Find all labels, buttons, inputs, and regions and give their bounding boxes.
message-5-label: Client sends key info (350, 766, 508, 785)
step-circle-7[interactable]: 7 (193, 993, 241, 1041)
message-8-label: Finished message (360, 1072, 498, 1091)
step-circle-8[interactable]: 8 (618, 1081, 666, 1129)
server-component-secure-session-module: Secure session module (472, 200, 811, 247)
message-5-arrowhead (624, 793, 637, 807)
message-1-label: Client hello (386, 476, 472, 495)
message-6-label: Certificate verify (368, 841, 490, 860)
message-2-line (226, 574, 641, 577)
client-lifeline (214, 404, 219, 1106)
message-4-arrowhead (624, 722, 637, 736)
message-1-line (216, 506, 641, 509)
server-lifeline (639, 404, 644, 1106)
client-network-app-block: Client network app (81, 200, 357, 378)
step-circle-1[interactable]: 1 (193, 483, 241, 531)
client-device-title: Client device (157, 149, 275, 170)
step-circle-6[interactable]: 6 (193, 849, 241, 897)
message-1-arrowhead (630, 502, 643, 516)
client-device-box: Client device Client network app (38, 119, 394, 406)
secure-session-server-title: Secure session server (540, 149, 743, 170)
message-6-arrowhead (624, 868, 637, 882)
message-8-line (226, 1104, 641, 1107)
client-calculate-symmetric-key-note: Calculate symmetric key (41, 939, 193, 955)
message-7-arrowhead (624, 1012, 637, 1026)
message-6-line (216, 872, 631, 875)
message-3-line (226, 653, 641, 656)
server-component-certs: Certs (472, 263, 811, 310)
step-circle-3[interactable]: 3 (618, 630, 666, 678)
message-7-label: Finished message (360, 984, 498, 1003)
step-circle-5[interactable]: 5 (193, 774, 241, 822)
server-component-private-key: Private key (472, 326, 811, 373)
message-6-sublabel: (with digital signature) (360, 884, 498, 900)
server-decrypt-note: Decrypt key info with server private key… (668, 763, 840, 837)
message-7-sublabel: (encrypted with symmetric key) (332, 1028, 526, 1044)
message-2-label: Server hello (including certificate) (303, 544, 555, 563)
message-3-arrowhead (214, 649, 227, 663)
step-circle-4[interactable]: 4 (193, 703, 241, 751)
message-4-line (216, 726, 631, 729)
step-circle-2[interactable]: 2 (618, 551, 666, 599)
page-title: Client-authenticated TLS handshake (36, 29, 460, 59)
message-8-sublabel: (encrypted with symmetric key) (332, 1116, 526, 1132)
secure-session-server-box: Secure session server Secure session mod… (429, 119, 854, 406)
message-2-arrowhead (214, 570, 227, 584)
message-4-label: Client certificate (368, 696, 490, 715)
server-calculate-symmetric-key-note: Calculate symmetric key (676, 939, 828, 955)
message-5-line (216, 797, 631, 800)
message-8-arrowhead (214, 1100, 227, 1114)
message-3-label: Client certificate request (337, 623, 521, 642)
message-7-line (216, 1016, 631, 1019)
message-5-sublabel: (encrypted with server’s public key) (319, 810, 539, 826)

----

■ SET TASK
Retype every line of the material above without changing a single character.

■ FULL ANSWER
Find all labels, buttons, inputs, and regions and give their bounding boxes.
message-5-label: Client sends key info (350, 766, 508, 785)
step-circle-7[interactable]: 7 (193, 993, 241, 1041)
message-8-label: Finished message (360, 1072, 498, 1091)
step-circle-8[interactable]: 8 (618, 1081, 666, 1129)
server-component-secure-session-module: Secure session module (472, 200, 811, 247)
message-5-arrowhead (624, 793, 637, 807)
message-1-label: Client hello (386, 476, 472, 495)
message-6-label: Certificate verify (368, 841, 490, 860)
message-2-line (226, 574, 641, 577)
client-lifeline (214, 404, 219, 1106)
message-4-arrowhead (624, 722, 637, 736)
message-1-line (216, 506, 641, 509)
server-lifeline (639, 404, 644, 1106)
client-network-app-block: Client network app (81, 200, 357, 378)
step-circle-1[interactable]: 1 (193, 483, 241, 531)
client-device-title: Client device (157, 149, 275, 170)
step-circle-6[interactable]: 6 (193, 849, 241, 897)
message-1-arrowhead (630, 502, 643, 516)
client-device-box: Client device Client network app (38, 119, 394, 406)
secure-session-server-title: Secure session server (540, 149, 743, 170)
message-6-arrowhead (624, 868, 637, 882)
message-8-line (226, 1104, 641, 1107)
client-calculate-symmetric-key-note: Calculate symmetric key (41, 939, 193, 955)
message-7-arrowhead (624, 1012, 637, 1026)
message-6-line (216, 872, 631, 875)
message-3-line (226, 653, 641, 656)
server-component-certs: Certs (472, 263, 811, 310)
step-circle-3[interactable]: 3 (618, 630, 666, 678)
message-7-label: Finished message (360, 984, 498, 1003)
step-circle-5[interactable]: 5 (193, 774, 241, 822)
server-component-private-key: Private key (472, 326, 811, 373)
message-6-sublabel: (with digital signature) (360, 884, 498, 900)
server-decrypt-note: Decrypt key info with server private key… (668, 763, 840, 837)
message-7-sublabel: (encrypted with symmetric key) (332, 1028, 526, 1044)
message-2-label: Server hello (including certificate) (303, 544, 555, 563)
message-3-arrowhead (214, 649, 227, 663)
step-circle-4[interactable]: 4 (193, 703, 241, 751)
message-4-line (216, 726, 631, 729)
step-circle-2[interactable]: 2 (618, 551, 666, 599)
page-title: Client-authenticated TLS handshake (36, 29, 460, 59)
message-8-sublabel: (encrypted with symmetric key) (332, 1116, 526, 1132)
secure-session-server-box: Secure session server Secure session mod… (429, 119, 854, 406)
message-2-arrowhead (214, 570, 227, 584)
message-4-label: Client certificate (368, 696, 490, 715)
server-calculate-symmetric-key-note: Calculate symmetric key (676, 939, 828, 955)
message-5-line (216, 797, 631, 800)
message-8-arrowhead (214, 1100, 227, 1114)
message-3-label: Client certificate request (337, 623, 521, 642)
message-7-line (216, 1016, 631, 1019)
message-5-sublabel: (encrypted with server’s public key) (319, 810, 539, 826)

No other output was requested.